INSTRUCTIONS FOR THE TASK - Set down every entry word for word. Omit the pictures.

EXCERPTED DATA -
————
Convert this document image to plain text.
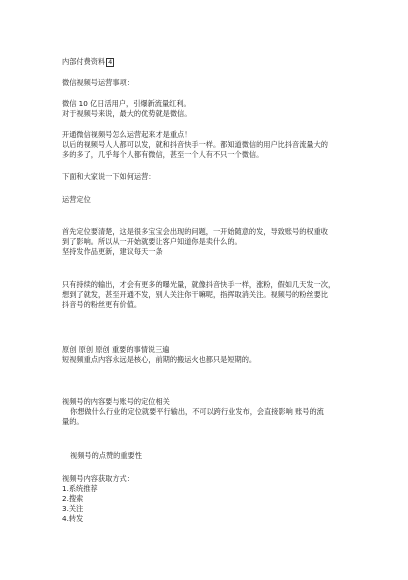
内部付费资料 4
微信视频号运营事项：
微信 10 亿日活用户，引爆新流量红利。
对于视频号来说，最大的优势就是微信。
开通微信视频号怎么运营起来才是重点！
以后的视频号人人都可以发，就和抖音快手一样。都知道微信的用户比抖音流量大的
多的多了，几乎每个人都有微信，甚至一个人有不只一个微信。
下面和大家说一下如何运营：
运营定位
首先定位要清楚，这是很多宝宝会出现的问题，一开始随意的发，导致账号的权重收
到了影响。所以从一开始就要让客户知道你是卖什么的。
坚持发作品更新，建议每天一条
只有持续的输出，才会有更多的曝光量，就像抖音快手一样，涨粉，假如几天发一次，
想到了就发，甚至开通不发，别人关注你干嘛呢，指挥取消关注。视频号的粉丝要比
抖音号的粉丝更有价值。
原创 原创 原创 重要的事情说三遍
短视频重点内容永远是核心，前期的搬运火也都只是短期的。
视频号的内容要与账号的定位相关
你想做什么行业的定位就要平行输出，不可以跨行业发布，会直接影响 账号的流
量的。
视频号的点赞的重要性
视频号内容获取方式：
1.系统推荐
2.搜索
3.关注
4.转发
————
RIGHT ANSWER -
Convert this document image to plain text.
内部付费资料 4
微信视频号运营事项：
微信 10 亿日活用户，引爆新流量红利。
对于视频号来说，最大的优势就是微信。
开通微信视频号怎么运营起来才是重点！
以后的视频号人人都可以发，就和抖音快手一样。都知道微信的用户比抖音流量大的
多的多了，几乎每个人都有微信，甚至一个人有不只一个微信。
下面和大家说一下如何运营：
运营定位
首先定位要清楚，这是很多宝宝会出现的问题，一开始随意的发，导致账号的权重收
到了影响。所以从一开始就要让客户知道你是卖什么的。
坚持发作品更新，建议每天一条
只有持续的输出，才会有更多的曝光量，就像抖音快手一样，涨粉，假如几天发一次，
想到了就发，甚至开通不发，别人关注你干嘛呢，指挥取消关注。视频号的粉丝要比
抖音号的粉丝更有价值。
原创 原创 原创 重要的事情说三遍
短视频重点内容永远是核心，前期的搬运火也都只是短期的。
视频号的内容要与账号的定位相关
你想做什么行业的定位就要平行输出，不可以跨行业发布，会直接影响 账号的流
量的。
视频号的点赞的重要性
视频号内容获取方式：
1.系统推荐
2.搜索
3.关注
4.转发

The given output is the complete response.